Look below and pull out each line with the word "Flow".

▸ **Given records**:
################
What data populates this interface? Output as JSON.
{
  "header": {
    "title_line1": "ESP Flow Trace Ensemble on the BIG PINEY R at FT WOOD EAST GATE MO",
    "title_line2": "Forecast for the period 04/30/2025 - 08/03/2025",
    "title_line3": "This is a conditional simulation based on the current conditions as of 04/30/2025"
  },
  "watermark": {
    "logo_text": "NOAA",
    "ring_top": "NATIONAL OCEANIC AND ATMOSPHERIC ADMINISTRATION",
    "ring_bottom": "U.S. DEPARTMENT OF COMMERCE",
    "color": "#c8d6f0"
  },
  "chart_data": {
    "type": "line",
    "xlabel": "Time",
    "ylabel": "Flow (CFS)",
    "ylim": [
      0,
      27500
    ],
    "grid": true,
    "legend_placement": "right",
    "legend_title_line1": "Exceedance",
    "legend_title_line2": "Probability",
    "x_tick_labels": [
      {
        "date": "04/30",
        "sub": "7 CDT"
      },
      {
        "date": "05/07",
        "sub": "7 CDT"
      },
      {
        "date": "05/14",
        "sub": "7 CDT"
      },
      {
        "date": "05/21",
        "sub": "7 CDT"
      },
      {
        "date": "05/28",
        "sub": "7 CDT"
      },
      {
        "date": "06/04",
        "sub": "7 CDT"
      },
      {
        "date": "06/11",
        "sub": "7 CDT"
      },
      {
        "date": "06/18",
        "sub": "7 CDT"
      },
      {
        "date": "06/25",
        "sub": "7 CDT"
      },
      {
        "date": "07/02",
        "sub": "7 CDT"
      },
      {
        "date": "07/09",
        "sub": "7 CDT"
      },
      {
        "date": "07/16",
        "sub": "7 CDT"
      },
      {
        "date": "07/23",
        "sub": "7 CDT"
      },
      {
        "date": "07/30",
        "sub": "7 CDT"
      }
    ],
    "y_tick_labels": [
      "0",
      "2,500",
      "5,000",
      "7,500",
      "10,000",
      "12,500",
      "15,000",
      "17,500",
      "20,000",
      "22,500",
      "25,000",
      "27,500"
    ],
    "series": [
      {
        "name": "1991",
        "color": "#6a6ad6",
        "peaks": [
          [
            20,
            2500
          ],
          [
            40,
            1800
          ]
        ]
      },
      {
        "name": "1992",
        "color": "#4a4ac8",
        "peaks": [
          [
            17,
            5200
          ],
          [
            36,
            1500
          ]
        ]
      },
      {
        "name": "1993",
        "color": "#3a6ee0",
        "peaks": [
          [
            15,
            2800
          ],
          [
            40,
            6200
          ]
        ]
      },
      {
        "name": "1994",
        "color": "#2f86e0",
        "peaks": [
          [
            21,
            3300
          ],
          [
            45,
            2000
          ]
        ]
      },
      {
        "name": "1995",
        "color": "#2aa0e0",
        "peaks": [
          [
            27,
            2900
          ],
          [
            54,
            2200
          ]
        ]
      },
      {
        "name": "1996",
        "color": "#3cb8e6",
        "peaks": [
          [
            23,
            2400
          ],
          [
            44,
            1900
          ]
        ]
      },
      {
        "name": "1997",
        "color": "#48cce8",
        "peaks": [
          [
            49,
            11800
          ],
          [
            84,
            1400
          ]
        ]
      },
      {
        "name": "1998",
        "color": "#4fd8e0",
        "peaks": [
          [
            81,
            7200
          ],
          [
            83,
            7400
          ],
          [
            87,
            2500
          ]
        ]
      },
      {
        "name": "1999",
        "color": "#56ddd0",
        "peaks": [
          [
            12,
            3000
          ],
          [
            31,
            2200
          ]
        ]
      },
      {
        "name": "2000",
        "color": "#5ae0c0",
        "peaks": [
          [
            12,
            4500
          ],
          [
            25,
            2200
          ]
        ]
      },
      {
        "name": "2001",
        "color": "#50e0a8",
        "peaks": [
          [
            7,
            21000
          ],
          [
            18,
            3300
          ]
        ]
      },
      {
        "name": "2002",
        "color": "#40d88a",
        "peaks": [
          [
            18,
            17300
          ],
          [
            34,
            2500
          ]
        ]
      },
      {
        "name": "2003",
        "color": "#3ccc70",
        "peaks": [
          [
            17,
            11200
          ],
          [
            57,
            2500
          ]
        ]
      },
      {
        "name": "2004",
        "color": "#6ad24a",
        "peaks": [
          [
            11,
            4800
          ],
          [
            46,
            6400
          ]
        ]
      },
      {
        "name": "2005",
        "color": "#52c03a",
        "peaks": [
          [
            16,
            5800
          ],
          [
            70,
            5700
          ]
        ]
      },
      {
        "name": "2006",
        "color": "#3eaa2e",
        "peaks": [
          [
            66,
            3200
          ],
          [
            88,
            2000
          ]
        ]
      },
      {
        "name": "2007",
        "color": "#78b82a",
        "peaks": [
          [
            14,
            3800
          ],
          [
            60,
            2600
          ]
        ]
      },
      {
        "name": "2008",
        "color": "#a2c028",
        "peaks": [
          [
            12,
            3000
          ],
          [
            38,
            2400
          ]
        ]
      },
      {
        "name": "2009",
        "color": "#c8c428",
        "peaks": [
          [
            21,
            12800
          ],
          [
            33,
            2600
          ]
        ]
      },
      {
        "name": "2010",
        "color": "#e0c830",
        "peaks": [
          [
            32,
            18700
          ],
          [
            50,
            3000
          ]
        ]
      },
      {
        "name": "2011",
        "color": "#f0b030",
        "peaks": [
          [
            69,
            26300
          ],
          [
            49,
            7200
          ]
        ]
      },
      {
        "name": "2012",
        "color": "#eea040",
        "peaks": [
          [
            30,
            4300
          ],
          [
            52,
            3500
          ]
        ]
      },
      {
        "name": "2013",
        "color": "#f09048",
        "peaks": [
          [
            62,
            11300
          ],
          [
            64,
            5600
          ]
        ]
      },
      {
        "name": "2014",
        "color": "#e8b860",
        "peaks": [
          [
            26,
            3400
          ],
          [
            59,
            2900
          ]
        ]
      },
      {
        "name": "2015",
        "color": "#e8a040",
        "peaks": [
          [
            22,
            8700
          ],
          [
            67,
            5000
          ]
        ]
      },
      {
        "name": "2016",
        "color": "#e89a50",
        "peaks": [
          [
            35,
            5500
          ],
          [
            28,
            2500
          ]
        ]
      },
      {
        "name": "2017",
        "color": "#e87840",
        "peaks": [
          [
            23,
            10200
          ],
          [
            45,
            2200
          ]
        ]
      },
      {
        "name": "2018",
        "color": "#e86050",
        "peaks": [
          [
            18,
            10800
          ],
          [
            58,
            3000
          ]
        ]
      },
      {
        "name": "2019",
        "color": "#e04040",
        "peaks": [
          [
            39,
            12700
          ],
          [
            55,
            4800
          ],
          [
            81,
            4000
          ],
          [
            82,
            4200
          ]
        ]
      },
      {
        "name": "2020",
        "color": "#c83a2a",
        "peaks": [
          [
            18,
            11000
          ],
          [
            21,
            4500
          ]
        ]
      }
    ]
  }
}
################
▸ **Exercise solution**:
    "title_line1": "ESP Flow Trace Ensemble on the BIG PINEY R at FT WOOD EAST GATE MO",
    "ylabel": "Flow (CFS)",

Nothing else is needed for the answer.